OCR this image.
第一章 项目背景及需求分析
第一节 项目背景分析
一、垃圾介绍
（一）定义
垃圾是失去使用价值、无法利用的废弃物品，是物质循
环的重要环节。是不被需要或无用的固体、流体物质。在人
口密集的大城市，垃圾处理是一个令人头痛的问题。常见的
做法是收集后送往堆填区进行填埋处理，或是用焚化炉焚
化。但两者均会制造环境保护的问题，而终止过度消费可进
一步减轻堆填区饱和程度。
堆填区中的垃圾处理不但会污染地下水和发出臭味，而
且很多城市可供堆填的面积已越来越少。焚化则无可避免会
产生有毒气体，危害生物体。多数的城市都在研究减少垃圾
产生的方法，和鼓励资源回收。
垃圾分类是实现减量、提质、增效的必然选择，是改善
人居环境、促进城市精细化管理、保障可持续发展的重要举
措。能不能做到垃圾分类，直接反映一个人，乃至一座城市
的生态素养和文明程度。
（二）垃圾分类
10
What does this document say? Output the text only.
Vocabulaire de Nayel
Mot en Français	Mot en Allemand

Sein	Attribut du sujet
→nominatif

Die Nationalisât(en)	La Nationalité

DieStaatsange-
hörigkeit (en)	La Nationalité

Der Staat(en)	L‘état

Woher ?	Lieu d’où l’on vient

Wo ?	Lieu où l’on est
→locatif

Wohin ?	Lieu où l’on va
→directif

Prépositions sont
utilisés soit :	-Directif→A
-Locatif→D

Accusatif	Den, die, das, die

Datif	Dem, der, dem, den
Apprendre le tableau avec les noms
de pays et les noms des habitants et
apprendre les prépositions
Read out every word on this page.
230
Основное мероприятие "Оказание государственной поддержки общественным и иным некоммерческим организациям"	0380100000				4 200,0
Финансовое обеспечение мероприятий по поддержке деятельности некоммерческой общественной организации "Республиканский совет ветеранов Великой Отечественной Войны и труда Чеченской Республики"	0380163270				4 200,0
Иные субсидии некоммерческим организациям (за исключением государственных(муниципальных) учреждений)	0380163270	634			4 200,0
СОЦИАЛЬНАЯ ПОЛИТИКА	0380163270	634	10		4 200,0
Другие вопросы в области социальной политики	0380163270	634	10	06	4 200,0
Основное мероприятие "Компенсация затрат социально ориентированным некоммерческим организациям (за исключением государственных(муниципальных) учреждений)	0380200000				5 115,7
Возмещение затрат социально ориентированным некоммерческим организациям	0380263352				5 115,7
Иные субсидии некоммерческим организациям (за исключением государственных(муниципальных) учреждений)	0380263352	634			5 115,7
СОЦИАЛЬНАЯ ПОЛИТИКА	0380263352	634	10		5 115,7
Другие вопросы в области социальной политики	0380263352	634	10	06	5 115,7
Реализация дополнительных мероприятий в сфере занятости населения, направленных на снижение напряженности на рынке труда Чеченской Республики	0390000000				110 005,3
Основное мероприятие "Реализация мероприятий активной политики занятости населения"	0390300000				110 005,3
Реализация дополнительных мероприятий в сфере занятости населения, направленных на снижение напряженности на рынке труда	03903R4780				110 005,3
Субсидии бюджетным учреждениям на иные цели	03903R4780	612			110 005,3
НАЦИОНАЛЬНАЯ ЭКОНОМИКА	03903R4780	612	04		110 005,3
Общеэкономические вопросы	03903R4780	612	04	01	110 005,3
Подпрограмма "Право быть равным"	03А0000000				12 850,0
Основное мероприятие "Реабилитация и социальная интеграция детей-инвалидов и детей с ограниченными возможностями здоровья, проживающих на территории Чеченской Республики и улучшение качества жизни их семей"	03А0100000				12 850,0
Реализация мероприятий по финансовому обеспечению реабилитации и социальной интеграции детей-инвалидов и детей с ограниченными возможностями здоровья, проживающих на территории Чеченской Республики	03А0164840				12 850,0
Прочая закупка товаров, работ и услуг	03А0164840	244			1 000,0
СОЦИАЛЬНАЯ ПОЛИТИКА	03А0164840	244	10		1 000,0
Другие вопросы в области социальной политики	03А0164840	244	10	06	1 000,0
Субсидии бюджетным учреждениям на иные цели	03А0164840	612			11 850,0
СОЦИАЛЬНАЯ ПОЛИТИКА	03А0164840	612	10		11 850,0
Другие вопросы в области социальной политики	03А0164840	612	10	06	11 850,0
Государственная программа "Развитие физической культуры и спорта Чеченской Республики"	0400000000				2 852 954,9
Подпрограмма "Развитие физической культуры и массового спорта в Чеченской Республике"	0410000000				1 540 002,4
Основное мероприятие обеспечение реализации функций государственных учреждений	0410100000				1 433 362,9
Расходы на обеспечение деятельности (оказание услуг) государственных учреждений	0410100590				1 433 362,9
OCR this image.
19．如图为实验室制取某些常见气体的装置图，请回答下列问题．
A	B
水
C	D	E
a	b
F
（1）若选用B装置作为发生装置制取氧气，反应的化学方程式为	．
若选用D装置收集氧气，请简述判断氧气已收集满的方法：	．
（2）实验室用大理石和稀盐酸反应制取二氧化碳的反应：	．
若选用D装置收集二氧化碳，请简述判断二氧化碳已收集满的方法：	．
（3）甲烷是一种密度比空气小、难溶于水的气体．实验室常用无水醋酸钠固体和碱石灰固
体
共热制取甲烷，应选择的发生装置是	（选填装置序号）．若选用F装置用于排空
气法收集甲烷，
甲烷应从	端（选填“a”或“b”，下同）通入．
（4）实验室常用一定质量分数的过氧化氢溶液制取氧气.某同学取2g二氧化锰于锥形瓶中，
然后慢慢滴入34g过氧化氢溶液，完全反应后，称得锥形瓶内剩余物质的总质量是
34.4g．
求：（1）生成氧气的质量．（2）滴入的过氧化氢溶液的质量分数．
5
◆ ◆ ◆
### YOUR TASK
Extract all of the data exactly as written.

### EXERCISE ANSWER
OCR this image.
第一章 项目背景及需求分析
第一节 项目背景分析
一、垃圾介绍
（一）定义
垃圾是失去使用价值、无法利用的废弃物品，是物质循
环的重要环节。是不被需要或无用的固体、流体物质。在人
口密集的大城市，垃圾处理是一个令人头痛的问题。常见的
做法是收集后送往堆填区进行填埋处理，或是用焚化炉焚
化。但两者均会制造环境保护的问题，而终止过度消费可进
一步减轻堆填区饱和程度。
堆填区中的垃圾处理不但会污染地下水和发出臭味，而
且很多城市可供堆填的面积已越来越少。焚化则无可避免会
产生有毒气体，危害生物体。多数的城市都在研究减少垃圾
产生的方法，和鼓励资源回收。
垃圾分类是实现减量、提质、增效的必然选择，是改善
人居环境、促进城市精细化管理、保障可持续发展的重要举
措。能不能做到垃圾分类，直接反映一个人，乃至一座城市
的生态素养和文明程度。
（二）垃圾分类
10
What does this document say? Output the text only.
Vocabulaire de Nayel
Mot en Français	Mot en Allemand

Sein	Attribut du sujet
→nominatif

Die Nationalisât(en)	La Nationalité

DieStaatsange-
hörigkeit (en)	La Nationalité

Der Staat(en)	L‘état

Woher ?	Lieu d’où l’on vient

Wo ?	Lieu où l’on est
→locatif

Wohin ?	Lieu où l’on va
→directif

Prépositions sont
utilisés soit :	-Directif→A
-Locatif→D

Accusatif	Den, die, das, die

Datif	Dem, der, dem, den
Apprendre le tableau avec les noms
de pays et les noms des habitants et
apprendre les prépositions
Read out every word on this page.
230
Основное мероприятие "Оказание государственной поддержки общественным и иным некоммерческим организациям"	0380100000				4 200,0
Финансовое обеспечение мероприятий по поддержке деятельности некоммерческой общественной организации "Республиканский совет ветеранов Великой Отечественной Войны и труда Чеченской Республики"	0380163270				4 200,0
Иные субсидии некоммерческим организациям (за исключением государственных(муниципальных) учреждений)	0380163270	634			4 200,0
СОЦИАЛЬНАЯ ПОЛИТИКА	0380163270	634	10		4 200,0
Другие вопросы в области социальной политики	0380163270	634	10	06	4 200,0
Основное мероприятие "Компенсация затрат социально ориентированным некоммерческим организациям (за исключением государственных(муниципальных) учреждений)	0380200000				5 115,7
Возмещение затрат социально ориентированным некоммерческим организациям	0380263352				5 115,7
Иные субсидии некоммерческим организациям (за исключением государственных(муниципальных) учреждений)	0380263352	634			5 115,7
СОЦИАЛЬНАЯ ПОЛИТИКА	0380263352	634	10		5 115,7
Другие вопросы в области социальной политики	0380263352	634	10	06	5 115,7
Реализация дополнительных мероприятий в сфере занятости населения, направленных на снижение напряженности на рынке труда Чеченской Республики	0390000000				110 005,3
Основное мероприятие "Реализация мероприятий активной политики занятости населения"	0390300000				110 005,3
Реализация дополнительных мероприятий в сфере занятости населения, направленных на снижение напряженности на рынке труда	03903R4780				110 005,3
Субсидии бюджетным учреждениям на иные цели	03903R4780	612			110 005,3
НАЦИОНАЛЬНАЯ ЭКОНОМИКА	03903R4780	612	04		110 005,3
Общеэкономические вопросы	03903R4780	612	04	01	110 005,3
Подпрограмма "Право быть равным"	03А0000000				12 850,0
Основное мероприятие "Реабилитация и социальная интеграция детей-инвалидов и детей с ограниченными возможностями здоровья, проживающих на территории Чеченской Республики и улучшение качества жизни их семей"	03А0100000				12 850,0
Реализация мероприятий по финансовому обеспечению реабилитации и социальной интеграции детей-инвалидов и детей с ограниченными возможностями здоровья, проживающих на территории Чеченской Республики	03А0164840				12 850,0
Прочая закупка товаров, работ и услуг	03А0164840	244			1 000,0
СОЦИАЛЬНАЯ ПОЛИТИКА	03А0164840	244	10		1 000,0
Другие вопросы в области социальной политики	03А0164840	244	10	06	1 000,0
Субсидии бюджетным учреждениям на иные цели	03А0164840	612			11 850,0
СОЦИАЛЬНАЯ ПОЛИТИКА	03А0164840	612	10		11 850,0
Другие вопросы в области социальной политики	03А0164840	612	10	06	11 850,0
Государственная программа "Развитие физической культуры и спорта Чеченской Республики"	0400000000				2 852 954,9
Подпрограмма "Развитие физической культуры и массового спорта в Чеченской Республике"	0410000000				1 540 002,4
Основное мероприятие обеспечение реализации функций государственных учреждений	0410100000				1 433 362,9
Расходы на обеспечение деятельности (оказание услуг) государственных учреждений	0410100590				1 433 362,9
OCR this image.
19．如图为实验室制取某些常见气体的装置图，请回答下列问题．
A	B
水
C	D	E
a	b
F
（1）若选用B装置作为发生装置制取氧气，反应的化学方程式为	．
若选用D装置收集氧气，请简述判断氧气已收集满的方法：	．
（2）实验室用大理石和稀盐酸反应制取二氧化碳的反应：	．
若选用D装置收集二氧化碳，请简述判断二氧化碳已收集满的方法：	．
（3）甲烷是一种密度比空气小、难溶于水的气体．实验室常用无水醋酸钠固体和碱石灰固
体
共热制取甲烷，应选择的发生装置是	（选填装置序号）．若选用F装置用于排空
气法收集甲烷，
甲烷应从	端（选填“a”或“b”，下同）通入．
（4）实验室常用一定质量分数的过氧化氢溶液制取氧气.某同学取2g二氧化锰于锥形瓶中，
然后慢慢滴入34g过氧化氢溶液，完全反应后，称得锥形瓶内剩余物质的总质量是
34.4g．
求：（1）生成氧气的质量．（2）滴入的过氧化氢溶液的质量分数．
5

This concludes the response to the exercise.